◆ What is expected ◆
Copy out all the lines where "лекарств" shows up.

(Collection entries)

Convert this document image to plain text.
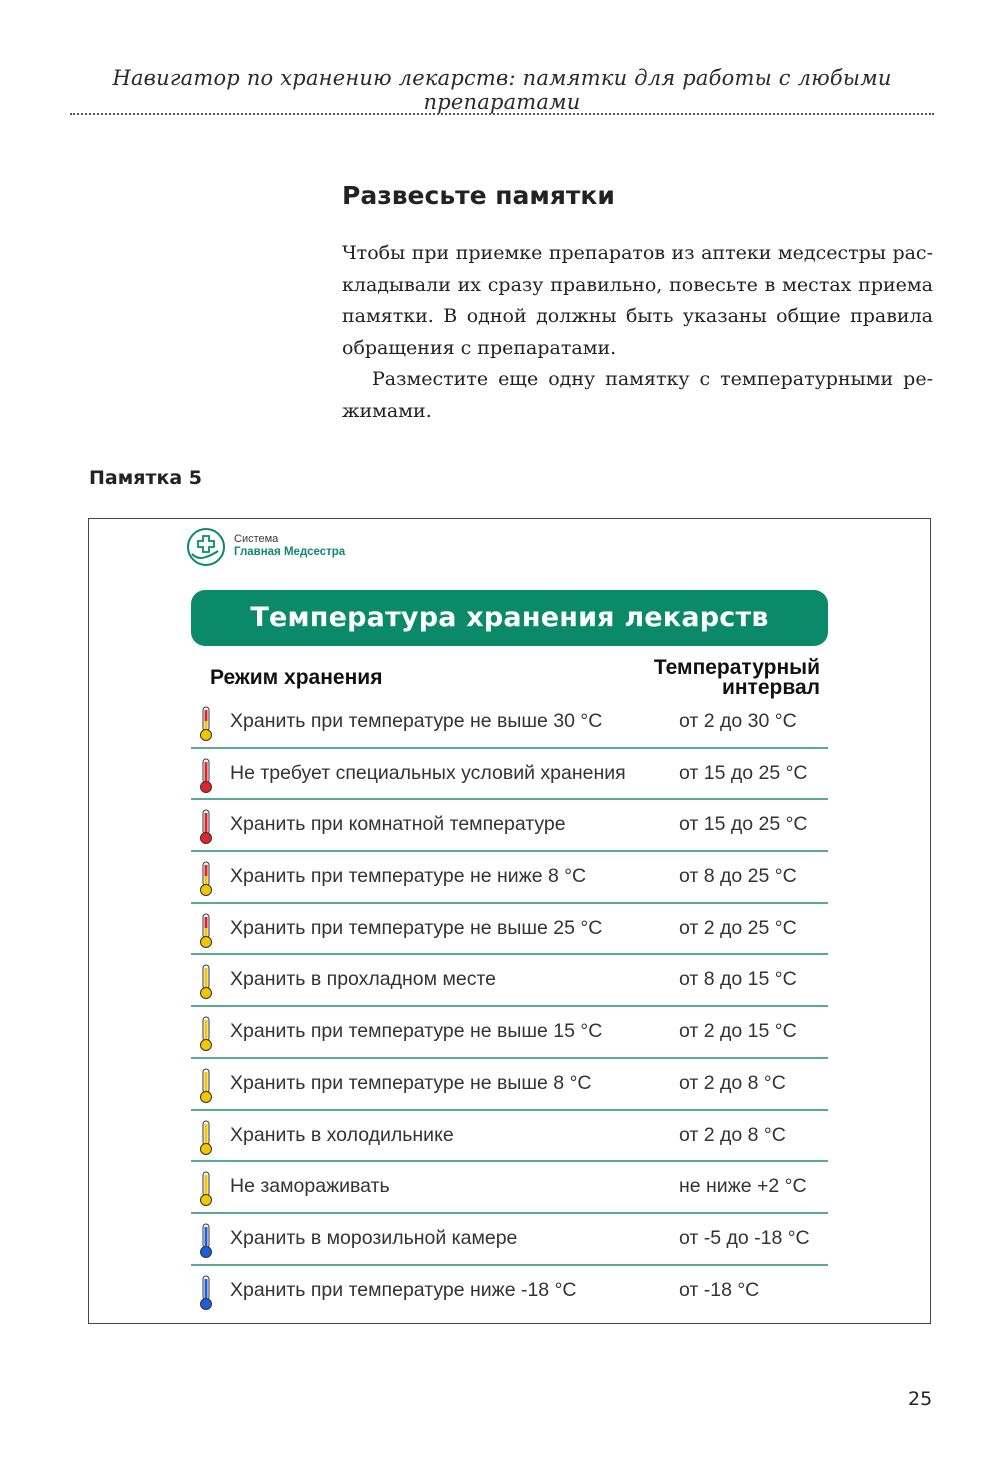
Навигатор по хранению лекарств: памятки для работы с любыми препаратами
Развесьте памятки

Чтобы при приемке препаратов из аптеки медсестры раскладывали их сразу правильно, повесьте в местах приема памятки. В одной должны быть указаны общие правила обращения с препаратами.

Разместите еще одну памятку с температурными режимами.

Памятка 5
Система
Главная Медсестра
Температура хранения лекарств
Режим хранения	Температурный
интервал
Хранить при температуре не выше 30 °C	от 2 до 30 °C
Не требует специальных условий хранения	от 15 до 25 °C
Хранить при комнатной температуре	от 15 до 25 °C
Хранить при температуре не ниже 8 °C	от 8 до 25 °C
Хранить при температуре не выше 25 °C	от 2 до 25 °C
Хранить в прохладном месте	от 8 до 15 °C
Хранить при температуре не выше 15 °C	от 2 до 15 °C
Хранить при температуре не выше 8 °C	от 2 до 8 °C
Хранить в холодильнике	от 2 до 8 °C
Не замораживать	не ниже +2 °C
Хранить в морозильной камере	от -5 до -18 °C
Хранить при температуре ниже -18 °C	от -18 °C
25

◆ Complete answer ◆
Навигатор по хранению лекарств: памятки для работы с любыми препаратами
Температура хранения лекарств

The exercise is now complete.